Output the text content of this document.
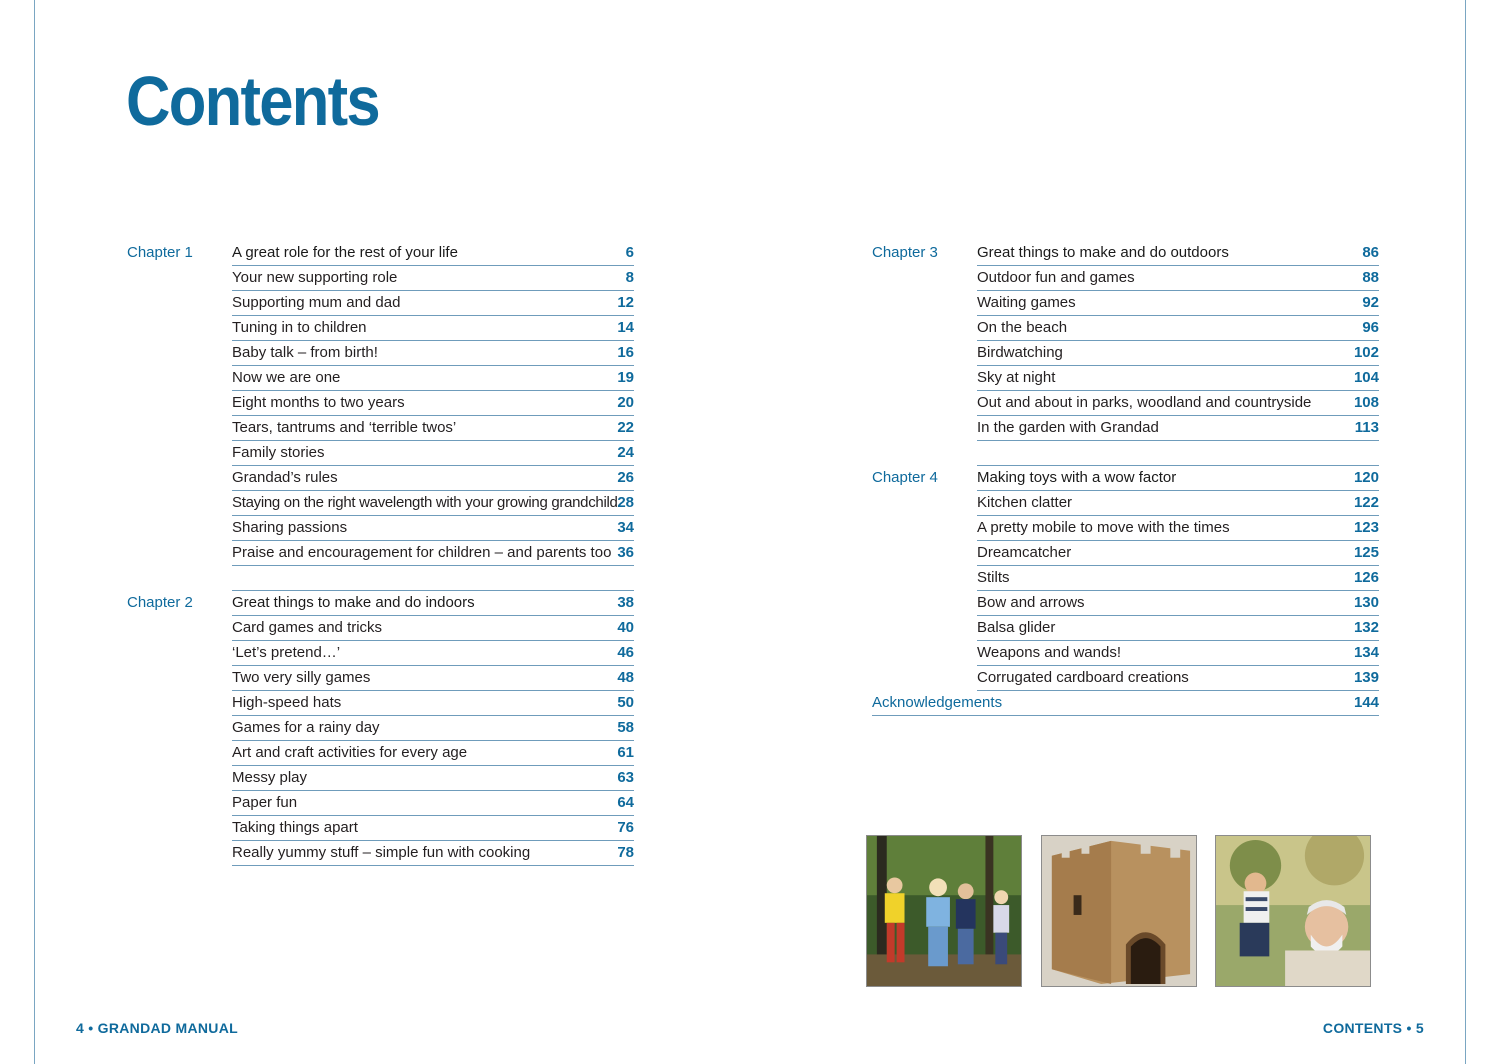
Contents
Chapter 1	A great role for the rest of your life	6
Your new supporting role	8
Supporting mum and dad	12
Tuning in to children	14
Baby talk – from birth!	16
Now we are one	19
Eight months to two years	20
Tears, tantrums and ‘terrible twos’	22
Family stories	24
Grandad’s rules	26
Staying on the right wavelength with your growing grandchild 28
Sharing passions	34
Praise and encouragement for children – and parents too 36
Chapter 2	Great things to make and do indoors	38
Card games and tricks	40
‘Let’s pretend…’	46
Two very silly games	48
High-speed hats	50
Games for a rainy day	58
Art and craft activities for every age	61
Messy play	63
Paper fun	64
Taking things apart	76
Really yummy stuff – simple fun with cooking	78
Chapter 3	Great things to make and do outdoors	86
Outdoor fun and games	88
Waiting games	92
On the beach	96
Birdwatching	102
Sky at night	104
Out and about in parks, woodland and countryside	108
In the garden with Grandad	113
Chapter 4	Making toys with a wow factor	120
Kitchen clatter	122
A pretty mobile to move with the times	123
Dreamcatcher	125
Stilts	126
Bow and arrows	130
Balsa glider	132
Weapons and wands!	134
Corrugated cardboard creations	139
Acknowledgements	144
4 • GRANDAD MANUAL	CONTENTS • 5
|---|
• Your task
Restate each line of the records exactly; pictures do not belong in the copy.

• Full solution
Output the text content of this document.
Contents
Chapter 1	A great role for the rest of your life	6
Your new supporting role	8
Supporting mum and dad	12
Tuning in to children	14
Baby talk – from birth!	16
Now we are one	19
Eight months to two years	20
Tears, tantrums and ‘terrible twos’	22
Family stories	24
Grandad’s rules	26
Staying on the right wavelength with your growing grandchild 28
Sharing passions	34
Praise and encouragement for children – and parents too 36
Chapter 2	Great things to make and do indoors	38
Card games and tricks	40
‘Let’s pretend…’	46
Two very silly games	48
High-speed hats	50
Games for a rainy day	58
Art and craft activities for every age	61
Messy play	63
Paper fun	64
Taking things apart	76
Really yummy stuff – simple fun with cooking	78
Chapter 3	Great things to make and do outdoors	86
Outdoor fun and games	88
Waiting games	92
On the beach	96
Birdwatching	102
Sky at night	104
Out and about in parks, woodland and countryside	108
In the garden with Grandad	113
Chapter 4	Making toys with a wow factor	120
Kitchen clatter	122
A pretty mobile to move with the times	123
Dreamcatcher	125
Stilts	126
Bow and arrows	130
Balsa glider	132
Weapons and wands!	134
Corrugated cardboard creations	139
Acknowledgements	144
4 • GRANDAD MANUAL	CONTENTS • 5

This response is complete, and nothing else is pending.